======== Provided information ========

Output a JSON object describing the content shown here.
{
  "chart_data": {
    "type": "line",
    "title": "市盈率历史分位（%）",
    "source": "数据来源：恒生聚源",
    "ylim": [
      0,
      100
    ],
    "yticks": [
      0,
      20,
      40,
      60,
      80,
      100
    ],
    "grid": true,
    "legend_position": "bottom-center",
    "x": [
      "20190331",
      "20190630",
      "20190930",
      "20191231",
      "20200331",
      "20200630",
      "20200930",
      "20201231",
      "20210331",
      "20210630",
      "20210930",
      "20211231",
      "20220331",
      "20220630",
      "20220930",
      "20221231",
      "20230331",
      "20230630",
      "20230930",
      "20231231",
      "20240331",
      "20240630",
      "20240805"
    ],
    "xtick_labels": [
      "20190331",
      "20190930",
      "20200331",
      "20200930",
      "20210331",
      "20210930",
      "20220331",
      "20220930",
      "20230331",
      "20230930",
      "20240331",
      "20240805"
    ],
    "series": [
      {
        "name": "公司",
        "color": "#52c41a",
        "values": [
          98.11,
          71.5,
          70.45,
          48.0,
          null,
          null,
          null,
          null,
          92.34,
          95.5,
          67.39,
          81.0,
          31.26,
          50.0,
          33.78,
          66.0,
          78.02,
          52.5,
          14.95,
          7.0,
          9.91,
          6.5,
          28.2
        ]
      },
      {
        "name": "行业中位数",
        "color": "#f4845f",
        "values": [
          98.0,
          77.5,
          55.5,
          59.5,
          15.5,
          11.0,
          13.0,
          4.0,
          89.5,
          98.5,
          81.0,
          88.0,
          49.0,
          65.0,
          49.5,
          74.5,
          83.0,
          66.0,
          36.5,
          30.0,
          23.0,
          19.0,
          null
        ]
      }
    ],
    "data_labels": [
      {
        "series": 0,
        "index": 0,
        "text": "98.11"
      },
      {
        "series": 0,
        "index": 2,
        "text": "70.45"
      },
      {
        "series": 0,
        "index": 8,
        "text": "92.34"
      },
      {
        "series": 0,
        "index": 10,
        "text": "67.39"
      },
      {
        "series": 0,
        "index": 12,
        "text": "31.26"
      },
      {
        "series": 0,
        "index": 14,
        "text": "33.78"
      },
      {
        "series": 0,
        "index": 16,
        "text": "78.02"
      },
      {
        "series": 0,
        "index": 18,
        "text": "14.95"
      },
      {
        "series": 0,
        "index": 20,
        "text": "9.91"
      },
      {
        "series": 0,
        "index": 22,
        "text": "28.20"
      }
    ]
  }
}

========

Produce an exact copy of all the records.

Output a JSON object describing the content shown here.
{
  "chart_data": {
    "type": "line",
    "title": "市盈率历史分位（%）",
    "source": "数据来源：恒生聚源",
    "ylim": [
      0,
      100
    ],
    "yticks": [
      0,
      20,
      40,
      60,
      80,
      100
    ],
    "grid": true,
    "legend_position": "bottom-center",
    "x": [
      "20190331",
      "20190630",
      "20190930",
      "20191231",
      "20200331",
      "20200630",
      "20200930",
      "20201231",
      "20210331",
      "20210630",
      "20210930",
      "20211231",
      "20220331",
      "20220630",
      "20220930",
      "20221231",
      "20230331",
      "20230630",
      "20230930",
      "20231231",
      "20240331",
      "20240630",
      "20240805"
    ],
    "xtick_labels": [
      "20190331",
      "20190930",
      "20200331",
      "20200930",
      "20210331",
      "20210930",
      "20220331",
      "20220930",
      "20230331",
      "20230930",
      "20240331",
      "20240805"
    ],
    "series": [
      {
        "name": "公司",
        "color": "#52c41a",
        "values": [
          98.11,
          71.5,
          70.45,
          48.0,
          null,
          null,
          null,
          null,
          92.34,
          95.5,
          67.39,
          81.0,
          31.26,
          50.0,
          33.78,
          66.0,
          78.02,
          52.5,
          14.95,
          7.0,
          9.91,
          6.5,
          28.2
        ]
      },
      {
        "name": "行业中位数",
        "color": "#f4845f",
        "values": [
          98.0,
          77.5,
          55.5,
          59.5,
          15.5,
          11.0,
          13.0,
          4.0,
          89.5,
          98.5,
          81.0,
          88.0,
          49.0,
          65.0,
          49.5,
          74.5,
          83.0,
          66.0,
          36.5,
          30.0,
          23.0,
          19.0,
          null
        ]
      }
    ],
    "data_labels": [
      {
        "series": 0,
        "index": 0,
        "text": "98.11"
      },
      {
        "series": 0,
        "index": 2,
        "text": "70.45"
      },
      {
        "series": 0,
        "index": 8,
        "text": "92.34"
      },
      {
        "series": 0,
        "index": 10,
        "text": "67.39"
      },
      {
        "series": 0,
        "index": 12,
        "text": "31.26"
      },
      {
        "series": 0,
        "index": 14,
        "text": "33.78"
      },
      {
        "series": 0,
        "index": 16,
        "text": "78.02"
      },
      {
        "series": 0,
        "index": 18,
        "text": "14.95"
      },
      {
        "series": 0,
        "index": 20,
        "text": "9.91"
      },
      {
        "series": 0,
        "index": 22,
        "text": "28.20"
      }
    ]
  }
}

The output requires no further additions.